# Exercise brief
Your task is to copy the listing exactly, with the pictures left out.

# Stored rows
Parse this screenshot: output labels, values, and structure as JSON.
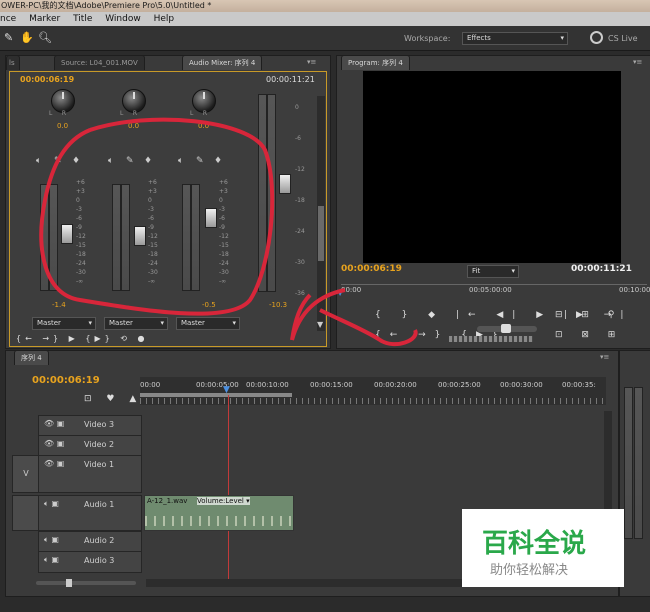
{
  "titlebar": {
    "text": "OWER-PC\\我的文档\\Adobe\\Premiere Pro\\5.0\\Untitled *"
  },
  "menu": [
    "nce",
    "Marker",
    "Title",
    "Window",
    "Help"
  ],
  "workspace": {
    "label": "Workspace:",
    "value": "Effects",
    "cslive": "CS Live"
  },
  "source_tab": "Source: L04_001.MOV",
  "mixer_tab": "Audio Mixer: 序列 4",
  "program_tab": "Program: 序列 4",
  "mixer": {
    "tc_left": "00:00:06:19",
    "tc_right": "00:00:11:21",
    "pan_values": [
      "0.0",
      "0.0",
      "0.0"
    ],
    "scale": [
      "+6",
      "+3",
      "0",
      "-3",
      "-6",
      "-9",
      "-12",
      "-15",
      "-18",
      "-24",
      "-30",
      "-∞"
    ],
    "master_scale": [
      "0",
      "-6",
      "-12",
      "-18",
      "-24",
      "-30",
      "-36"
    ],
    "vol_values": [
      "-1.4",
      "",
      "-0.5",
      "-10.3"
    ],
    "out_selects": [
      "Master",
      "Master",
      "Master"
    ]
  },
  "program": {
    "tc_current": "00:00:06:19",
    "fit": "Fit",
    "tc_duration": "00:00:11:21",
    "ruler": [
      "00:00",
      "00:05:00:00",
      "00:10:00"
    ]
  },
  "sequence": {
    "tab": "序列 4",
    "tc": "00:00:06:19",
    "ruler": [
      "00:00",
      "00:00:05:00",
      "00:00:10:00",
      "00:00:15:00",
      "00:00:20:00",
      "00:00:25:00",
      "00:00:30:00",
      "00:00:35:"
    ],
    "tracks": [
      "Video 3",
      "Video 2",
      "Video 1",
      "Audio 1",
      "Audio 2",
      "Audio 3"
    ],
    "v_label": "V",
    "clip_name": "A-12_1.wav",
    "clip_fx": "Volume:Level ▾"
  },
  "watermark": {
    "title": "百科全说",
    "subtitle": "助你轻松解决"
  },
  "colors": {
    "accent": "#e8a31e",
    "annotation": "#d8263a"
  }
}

# Full solution
Parse this screenshot: output labels, values, and structure as JSON.
{
  "titlebar": {
    "text": "OWER-PC\\我的文档\\Adobe\\Premiere Pro\\5.0\\Untitled *"
  },
  "menu": [
    "nce",
    "Marker",
    "Title",
    "Window",
    "Help"
  ],
  "workspace": {
    "label": "Workspace:",
    "value": "Effects",
    "cslive": "CS Live"
  },
  "source_tab": "Source: L04_001.MOV",
  "mixer_tab": "Audio Mixer: 序列 4",
  "program_tab": "Program: 序列 4",
  "mixer": {
    "tc_left": "00:00:06:19",
    "tc_right": "00:00:11:21",
    "pan_values": [
      "0.0",
      "0.0",
      "0.0"
    ],
    "scale": [
      "+6",
      "+3",
      "0",
      "-3",
      "-6",
      "-9",
      "-12",
      "-15",
      "-18",
      "-24",
      "-30",
      "-∞"
    ],
    "master_scale": [
      "0",
      "-6",
      "-12",
      "-18",
      "-24",
      "-30",
      "-36"
    ],
    "vol_values": [
      "-1.4",
      "",
      "-0.5",
      "-10.3"
    ],
    "out_selects": [
      "Master",
      "Master",
      "Master"
    ]
  },
  "program": {
    "tc_current": "00:00:06:19",
    "fit": "Fit",
    "tc_duration": "00:00:11:21",
    "ruler": [
      "00:00",
      "00:05:00:00",
      "00:10:00"
    ]
  },
  "sequence": {
    "tab": "序列 4",
    "tc": "00:00:06:19",
    "ruler": [
      "00:00",
      "00:00:05:00",
      "00:00:10:00",
      "00:00:15:00",
      "00:00:20:00",
      "00:00:25:00",
      "00:00:30:00",
      "00:00:35:"
    ],
    "tracks": [
      "Video 3",
      "Video 2",
      "Video 1",
      "Audio 1",
      "Audio 2",
      "Audio 3"
    ],
    "v_label": "V",
    "clip_name": "A-12_1.wav",
    "clip_fx": "Volume:Level ▾"
  },
  "watermark": {
    "title": "百科全说",
    "subtitle": "助你轻松解决"
  },
  "colors": {
    "accent": "#e8a31e",
    "annotation": "#d8263a"
  }
}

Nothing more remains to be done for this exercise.